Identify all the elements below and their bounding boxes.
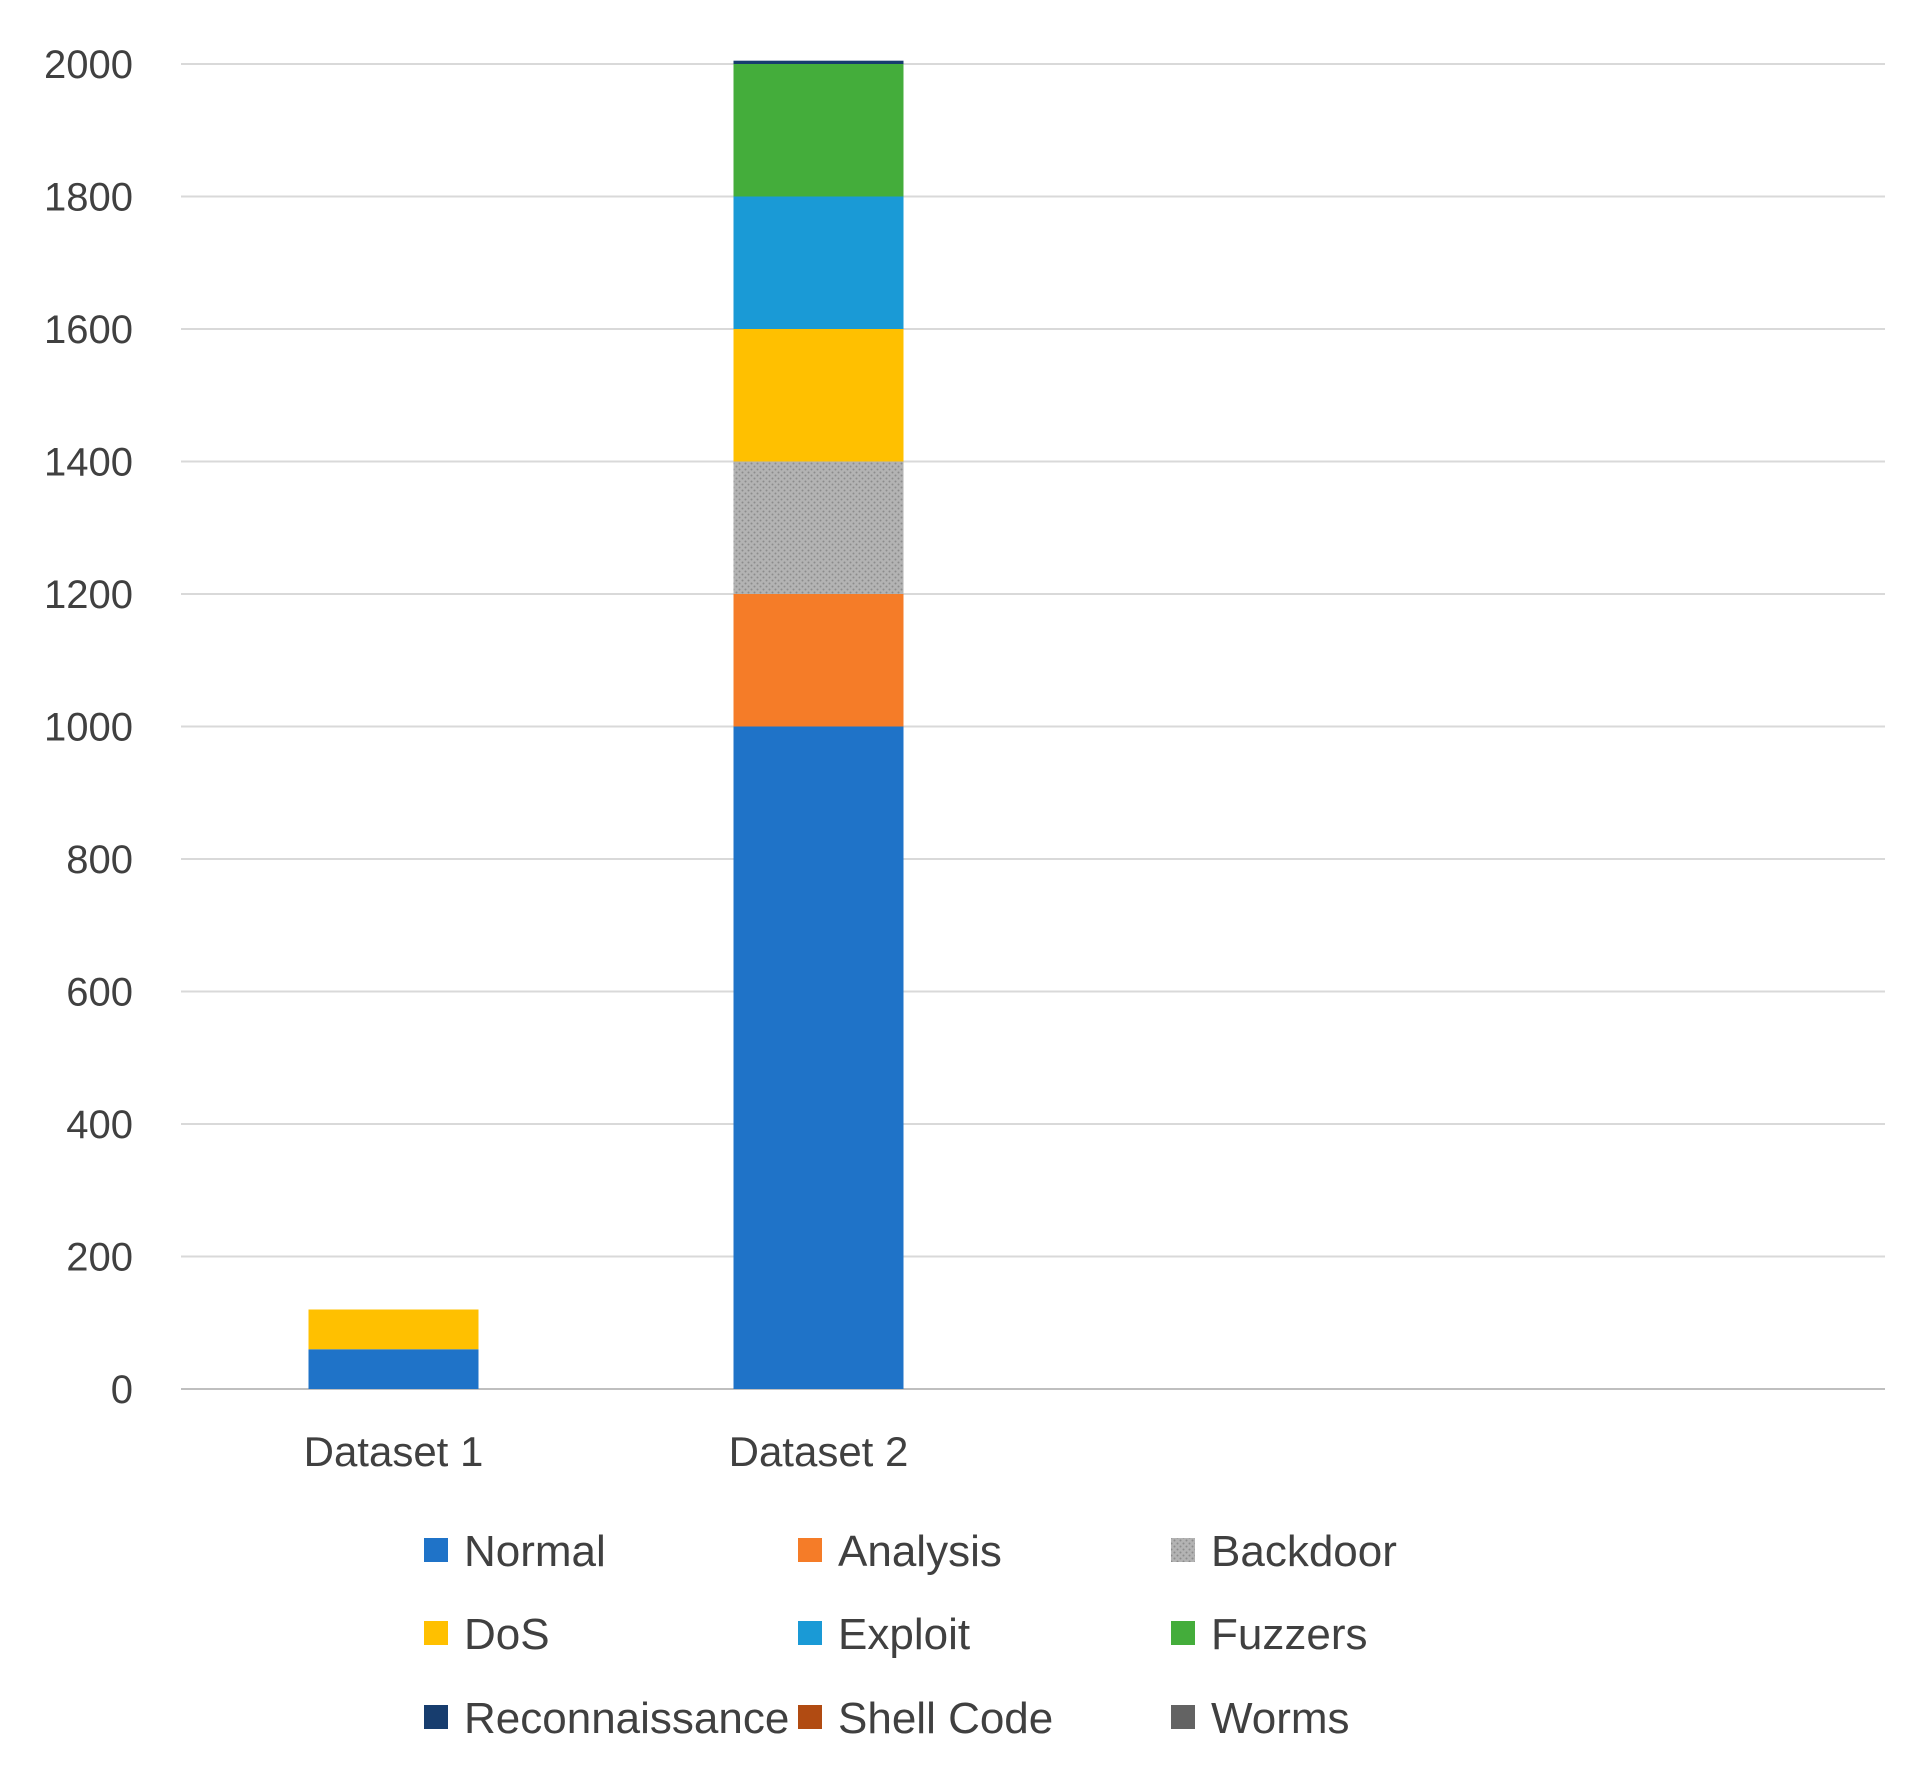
legend-item-worms: Worms [1171, 1694, 1350, 1743]
y-tick-label: 600 [66, 971, 133, 1015]
legend-item-exploit: Exploit [798, 1610, 970, 1659]
legend-swatch [424, 1538, 448, 1562]
y-tick-label: 2000 [44, 43, 133, 87]
x-category-label: Dataset 1 [304, 1428, 484, 1475]
bar-segment-dos [733, 329, 904, 462]
y-tick-label: 1600 [44, 308, 133, 352]
legend-swatch [798, 1538, 822, 1562]
y-tick-label: 0 [111, 1368, 133, 1412]
y-tick-label: 400 [66, 1103, 133, 1147]
y-axis-ticks: 0 200 400 600 800 1000 1200 1400 1600 1800 2000 [44, 43, 133, 1412]
x-axis-categories: Dataset 1 Dataset 2 [304, 1428, 909, 1475]
legend-label: Normal [464, 1527, 606, 1576]
legend-item-fuzzers: Fuzzers [1171, 1610, 1367, 1659]
legend-swatch [424, 1705, 448, 1729]
legend-swatch [424, 1621, 448, 1645]
bar-segment-analysis [733, 594, 904, 727]
legend-label: Fuzzers [1211, 1610, 1367, 1659]
legend-label: Reconnaissance [464, 1694, 789, 1743]
legend-label: Backdoor [1211, 1527, 1397, 1576]
legend-item-shell-code: Shell Code [798, 1694, 1053, 1743]
legend-item-analysis: Analysis [798, 1527, 1002, 1576]
bar-segment-dos [308, 1309, 479, 1350]
x-category-label: Dataset 2 [729, 1428, 909, 1475]
legend-label: Analysis [838, 1527, 1002, 1576]
legend-swatch [1171, 1621, 1195, 1645]
bar-segment-reconnaissance [733, 60, 904, 64]
legend-label: Worms [1211, 1694, 1350, 1743]
legend-swatch [798, 1705, 822, 1729]
y-tick-label: 1000 [44, 706, 133, 750]
gridlines [181, 63, 1885, 1390]
legend-item-normal: Normal [424, 1527, 606, 1576]
bar-segment-backdoor [733, 461, 904, 594]
legend-item-dos: DoS [424, 1610, 550, 1659]
legend-item-reconnaissance: Reconnaissance [424, 1694, 789, 1743]
y-tick-label: 800 [66, 838, 133, 882]
legend: Normal Analysis Backdoor DoS Exploit Fuzzers R… [424, 1527, 1397, 1743]
bar-segment-normal [733, 726, 904, 1389]
y-tick-label: 1400 [44, 441, 133, 485]
legend-label: Exploit [838, 1610, 970, 1659]
y-tick-label: 1200 [44, 573, 133, 617]
y-tick-label: 200 [66, 1236, 133, 1280]
bar-segment-normal [308, 1349, 479, 1389]
bars [308, 60, 904, 1389]
legend-label: DoS [464, 1610, 550, 1659]
bar-segment-exploit [733, 196, 904, 329]
legend-swatch [1171, 1705, 1195, 1729]
y-tick-label: 1800 [44, 176, 133, 220]
legend-swatch [1171, 1538, 1195, 1562]
legend-item-backdoor: Backdoor [1171, 1527, 1397, 1576]
legend-swatch [798, 1621, 822, 1645]
legend-label: Shell Code [838, 1694, 1053, 1743]
bar-segment-fuzzers [733, 64, 904, 197]
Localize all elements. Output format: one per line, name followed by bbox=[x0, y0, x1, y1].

Exercise | Copy out the records above, swapping every "Shell Code" for "Shellcode" and changing nothing else. Leave the picture out of your copy.

Solution for this problem |
Identify all the elements below and their bounding boxes.
legend-item-worms: Worms [1171, 1694, 1350, 1743]
y-tick-label: 600 [66, 971, 133, 1015]
legend-item-exploit: Exploit [798, 1610, 970, 1659]
legend-swatch [424, 1538, 448, 1562]
y-tick-label: 2000 [44, 43, 133, 87]
x-category-label: Dataset 1 [304, 1428, 484, 1475]
bar-segment-dos [733, 329, 904, 462]
y-tick-label: 1600 [44, 308, 133, 352]
legend-swatch [798, 1538, 822, 1562]
y-tick-label: 0 [111, 1368, 133, 1412]
y-tick-label: 400 [66, 1103, 133, 1147]
y-axis-ticks: 0 200 400 600 800 1000 1200 1400 1600 1800 2000 [44, 43, 133, 1412]
x-axis-categories: Dataset 1 Dataset 2 [304, 1428, 909, 1475]
legend-label: Normal [464, 1527, 606, 1576]
legend-item-fuzzers: Fuzzers [1171, 1610, 1367, 1659]
legend-swatch [424, 1705, 448, 1729]
legend-swatch [424, 1621, 448, 1645]
bar-segment-analysis [733, 594, 904, 727]
legend-label: Fuzzers [1211, 1610, 1367, 1659]
legend-label: Reconnaissance [464, 1694, 789, 1743]
legend-label: Backdoor [1211, 1527, 1397, 1576]
legend-item-shell-code: Shellcode [798, 1694, 1053, 1743]
legend-item-analysis: Analysis [798, 1527, 1002, 1576]
bar-segment-dos [308, 1309, 479, 1350]
x-category-label: Dataset 2 [729, 1428, 909, 1475]
legend-label: Analysis [838, 1527, 1002, 1576]
legend-swatch [1171, 1621, 1195, 1645]
bar-segment-reconnaissance [733, 60, 904, 64]
legend-label: Worms [1211, 1694, 1350, 1743]
legend-swatch [798, 1705, 822, 1729]
y-tick-label: 1000 [44, 706, 133, 750]
gridlines [181, 63, 1885, 1390]
legend-item-normal: Normal [424, 1527, 606, 1576]
bar-segment-backdoor [733, 461, 904, 594]
legend-item-dos: DoS [424, 1610, 550, 1659]
legend-item-reconnaissance: Reconnaissance [424, 1694, 789, 1743]
y-tick-label: 800 [66, 838, 133, 882]
legend: Normal Analysis Backdoor DoS Exploit Fuzzers R… [424, 1527, 1397, 1743]
bar-segment-normal [733, 726, 904, 1389]
y-tick-label: 1400 [44, 441, 133, 485]
legend-label: Exploit [838, 1610, 970, 1659]
y-tick-label: 1200 [44, 573, 133, 617]
y-tick-label: 200 [66, 1236, 133, 1280]
bar-segment-normal [308, 1349, 479, 1389]
bars [308, 60, 904, 1389]
legend-label: DoS [464, 1610, 550, 1659]
bar-segment-exploit [733, 196, 904, 329]
legend-swatch [1171, 1705, 1195, 1729]
y-tick-label: 1800 [44, 176, 133, 220]
legend-swatch [1171, 1538, 1195, 1562]
legend-item-backdoor: Backdoor [1171, 1527, 1397, 1576]
legend-swatch [798, 1621, 822, 1645]
legend-label: Shellcode [838, 1694, 1053, 1743]
bar-segment-fuzzers [733, 64, 904, 197]
Localize all elements. Output format: one per line, name followed by bbox=[x0, y0, x1, y1].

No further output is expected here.